» **TASK OBJECTIVE**
Extract every line of the material that holds the string "start".

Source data
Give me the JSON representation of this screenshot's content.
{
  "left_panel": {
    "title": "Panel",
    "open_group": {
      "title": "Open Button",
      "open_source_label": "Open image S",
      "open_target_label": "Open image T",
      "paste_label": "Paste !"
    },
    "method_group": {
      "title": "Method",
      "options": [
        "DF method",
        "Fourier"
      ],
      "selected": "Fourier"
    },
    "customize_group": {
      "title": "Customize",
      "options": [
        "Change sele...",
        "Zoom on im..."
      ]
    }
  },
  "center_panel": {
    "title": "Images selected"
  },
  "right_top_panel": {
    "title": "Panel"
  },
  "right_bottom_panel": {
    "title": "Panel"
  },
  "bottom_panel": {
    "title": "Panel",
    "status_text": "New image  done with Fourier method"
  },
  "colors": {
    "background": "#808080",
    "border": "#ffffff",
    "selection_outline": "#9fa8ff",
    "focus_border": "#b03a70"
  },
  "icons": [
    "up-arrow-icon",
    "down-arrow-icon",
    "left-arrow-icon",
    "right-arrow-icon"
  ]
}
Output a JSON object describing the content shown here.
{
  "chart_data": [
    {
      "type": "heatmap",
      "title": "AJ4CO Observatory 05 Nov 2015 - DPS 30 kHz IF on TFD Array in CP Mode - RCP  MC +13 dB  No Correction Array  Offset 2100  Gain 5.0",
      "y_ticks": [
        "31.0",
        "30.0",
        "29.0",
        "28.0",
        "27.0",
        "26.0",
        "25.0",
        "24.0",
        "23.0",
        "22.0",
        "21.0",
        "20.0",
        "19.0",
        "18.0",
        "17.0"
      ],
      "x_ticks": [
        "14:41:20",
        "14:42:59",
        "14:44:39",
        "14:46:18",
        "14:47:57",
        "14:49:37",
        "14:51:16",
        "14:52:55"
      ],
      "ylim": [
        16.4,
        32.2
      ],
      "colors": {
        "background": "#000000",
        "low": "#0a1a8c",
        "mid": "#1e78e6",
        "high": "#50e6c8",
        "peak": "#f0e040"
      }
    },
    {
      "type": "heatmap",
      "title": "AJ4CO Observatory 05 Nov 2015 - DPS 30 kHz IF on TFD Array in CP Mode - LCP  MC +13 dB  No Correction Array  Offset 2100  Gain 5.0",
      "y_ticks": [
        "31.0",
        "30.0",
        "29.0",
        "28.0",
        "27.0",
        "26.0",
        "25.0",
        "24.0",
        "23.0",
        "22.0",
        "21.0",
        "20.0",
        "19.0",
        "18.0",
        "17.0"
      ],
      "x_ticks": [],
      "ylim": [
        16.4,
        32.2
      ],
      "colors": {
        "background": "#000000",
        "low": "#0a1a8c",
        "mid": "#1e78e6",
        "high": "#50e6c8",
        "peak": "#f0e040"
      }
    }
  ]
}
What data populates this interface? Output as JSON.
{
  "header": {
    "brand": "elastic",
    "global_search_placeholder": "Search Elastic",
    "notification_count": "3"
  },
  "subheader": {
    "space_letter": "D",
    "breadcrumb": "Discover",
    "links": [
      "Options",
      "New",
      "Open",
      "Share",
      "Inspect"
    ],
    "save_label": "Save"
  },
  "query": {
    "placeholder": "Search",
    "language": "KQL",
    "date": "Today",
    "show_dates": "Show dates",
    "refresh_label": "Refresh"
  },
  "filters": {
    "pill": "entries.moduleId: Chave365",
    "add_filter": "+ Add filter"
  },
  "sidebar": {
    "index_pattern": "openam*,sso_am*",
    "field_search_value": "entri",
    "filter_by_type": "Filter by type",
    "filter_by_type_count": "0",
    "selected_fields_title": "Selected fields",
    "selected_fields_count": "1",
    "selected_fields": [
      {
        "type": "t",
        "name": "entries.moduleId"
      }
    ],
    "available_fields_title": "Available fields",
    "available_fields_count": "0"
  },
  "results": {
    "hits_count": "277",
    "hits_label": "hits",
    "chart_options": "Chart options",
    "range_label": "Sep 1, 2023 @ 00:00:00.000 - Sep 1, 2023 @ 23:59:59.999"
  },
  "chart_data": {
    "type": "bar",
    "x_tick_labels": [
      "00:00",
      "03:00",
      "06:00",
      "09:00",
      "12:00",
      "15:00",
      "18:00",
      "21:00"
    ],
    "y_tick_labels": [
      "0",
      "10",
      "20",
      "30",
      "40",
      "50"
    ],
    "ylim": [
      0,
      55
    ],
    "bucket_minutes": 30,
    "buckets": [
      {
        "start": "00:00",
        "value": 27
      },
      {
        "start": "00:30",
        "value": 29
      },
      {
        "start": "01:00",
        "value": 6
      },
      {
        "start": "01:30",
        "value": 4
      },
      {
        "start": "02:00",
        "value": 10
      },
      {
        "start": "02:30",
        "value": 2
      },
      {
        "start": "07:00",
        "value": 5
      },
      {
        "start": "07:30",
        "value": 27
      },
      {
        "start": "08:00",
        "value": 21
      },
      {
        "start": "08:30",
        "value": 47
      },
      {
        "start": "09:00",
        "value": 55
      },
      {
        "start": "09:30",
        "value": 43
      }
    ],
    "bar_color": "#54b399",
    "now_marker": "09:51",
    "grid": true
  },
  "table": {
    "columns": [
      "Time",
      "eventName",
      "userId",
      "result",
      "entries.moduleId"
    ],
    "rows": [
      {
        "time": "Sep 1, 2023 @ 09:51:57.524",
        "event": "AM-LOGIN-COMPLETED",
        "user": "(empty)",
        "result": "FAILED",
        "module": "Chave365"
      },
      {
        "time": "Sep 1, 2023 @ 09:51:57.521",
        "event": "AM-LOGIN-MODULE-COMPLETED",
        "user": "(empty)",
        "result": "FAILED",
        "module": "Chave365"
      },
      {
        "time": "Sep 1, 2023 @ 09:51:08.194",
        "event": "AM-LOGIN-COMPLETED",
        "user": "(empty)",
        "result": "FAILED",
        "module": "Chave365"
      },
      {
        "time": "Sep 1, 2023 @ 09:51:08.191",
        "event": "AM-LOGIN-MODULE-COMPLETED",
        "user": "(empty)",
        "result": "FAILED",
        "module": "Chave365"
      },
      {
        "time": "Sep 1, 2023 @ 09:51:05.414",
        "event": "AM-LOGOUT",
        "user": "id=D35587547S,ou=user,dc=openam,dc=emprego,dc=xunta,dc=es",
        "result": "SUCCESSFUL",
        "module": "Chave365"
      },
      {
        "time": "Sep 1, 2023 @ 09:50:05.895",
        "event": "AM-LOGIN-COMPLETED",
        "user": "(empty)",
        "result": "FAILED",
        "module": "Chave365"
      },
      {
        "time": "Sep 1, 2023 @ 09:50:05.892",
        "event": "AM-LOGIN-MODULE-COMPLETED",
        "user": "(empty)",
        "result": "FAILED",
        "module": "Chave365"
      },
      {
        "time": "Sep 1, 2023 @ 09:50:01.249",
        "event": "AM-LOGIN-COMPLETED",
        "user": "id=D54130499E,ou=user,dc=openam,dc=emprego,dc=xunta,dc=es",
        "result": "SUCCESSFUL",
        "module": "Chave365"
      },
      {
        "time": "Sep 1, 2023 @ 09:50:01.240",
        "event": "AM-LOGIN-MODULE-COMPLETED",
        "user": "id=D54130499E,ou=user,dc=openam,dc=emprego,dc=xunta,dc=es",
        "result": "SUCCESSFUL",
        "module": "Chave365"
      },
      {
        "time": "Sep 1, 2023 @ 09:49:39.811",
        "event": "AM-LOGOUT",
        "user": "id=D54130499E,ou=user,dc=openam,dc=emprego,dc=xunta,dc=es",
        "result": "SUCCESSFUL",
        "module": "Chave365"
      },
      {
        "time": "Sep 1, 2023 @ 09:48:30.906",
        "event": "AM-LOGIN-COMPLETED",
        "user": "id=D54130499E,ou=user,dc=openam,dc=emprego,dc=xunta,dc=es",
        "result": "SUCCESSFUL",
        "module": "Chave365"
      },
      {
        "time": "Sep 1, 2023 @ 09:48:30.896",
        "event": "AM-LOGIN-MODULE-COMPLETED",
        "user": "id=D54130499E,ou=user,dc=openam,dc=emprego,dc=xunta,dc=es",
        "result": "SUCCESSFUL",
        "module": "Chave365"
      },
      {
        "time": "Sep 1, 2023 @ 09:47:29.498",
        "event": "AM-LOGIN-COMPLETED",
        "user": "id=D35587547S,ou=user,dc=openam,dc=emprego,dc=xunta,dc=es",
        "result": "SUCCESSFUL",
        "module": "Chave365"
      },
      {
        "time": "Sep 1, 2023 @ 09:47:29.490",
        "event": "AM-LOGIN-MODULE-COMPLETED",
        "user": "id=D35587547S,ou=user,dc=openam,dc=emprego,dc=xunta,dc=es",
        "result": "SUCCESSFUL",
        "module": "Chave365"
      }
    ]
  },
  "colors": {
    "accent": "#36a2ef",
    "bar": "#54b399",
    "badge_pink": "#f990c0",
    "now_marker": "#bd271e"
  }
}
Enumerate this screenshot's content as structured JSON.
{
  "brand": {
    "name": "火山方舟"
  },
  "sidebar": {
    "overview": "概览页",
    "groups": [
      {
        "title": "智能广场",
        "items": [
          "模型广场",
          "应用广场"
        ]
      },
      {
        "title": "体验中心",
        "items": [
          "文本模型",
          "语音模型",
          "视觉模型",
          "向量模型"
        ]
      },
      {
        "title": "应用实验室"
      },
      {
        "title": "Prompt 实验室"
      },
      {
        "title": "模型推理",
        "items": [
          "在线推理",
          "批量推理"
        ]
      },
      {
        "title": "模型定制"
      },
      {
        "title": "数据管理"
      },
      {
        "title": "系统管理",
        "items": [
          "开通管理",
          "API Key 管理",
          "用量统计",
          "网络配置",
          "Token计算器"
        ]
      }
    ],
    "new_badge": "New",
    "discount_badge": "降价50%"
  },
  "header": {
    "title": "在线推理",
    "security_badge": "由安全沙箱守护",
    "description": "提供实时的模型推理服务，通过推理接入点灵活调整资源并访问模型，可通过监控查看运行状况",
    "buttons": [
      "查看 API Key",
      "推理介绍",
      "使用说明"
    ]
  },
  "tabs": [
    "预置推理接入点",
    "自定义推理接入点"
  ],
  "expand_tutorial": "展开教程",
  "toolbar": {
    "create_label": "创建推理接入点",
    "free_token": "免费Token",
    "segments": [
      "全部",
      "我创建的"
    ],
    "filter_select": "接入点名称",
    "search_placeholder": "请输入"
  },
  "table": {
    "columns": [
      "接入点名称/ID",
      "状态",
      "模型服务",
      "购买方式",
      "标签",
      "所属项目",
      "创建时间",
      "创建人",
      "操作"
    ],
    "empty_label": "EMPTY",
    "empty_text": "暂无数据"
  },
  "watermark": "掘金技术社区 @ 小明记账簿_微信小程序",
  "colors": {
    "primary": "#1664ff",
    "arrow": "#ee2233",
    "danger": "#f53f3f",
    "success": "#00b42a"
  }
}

» **EXERCISE RESPONSE**
        "start": "00:00",
        "start": "00:30",
        "start": "01:00",
        "start": "01:30",
        "start": "02:00",
        "start": "02:30",
        "start": "07:00",
        "start": "07:30",
        "start": "08:00",
        "start": "08:30",
        "start": "09:00",
        "start": "09:30",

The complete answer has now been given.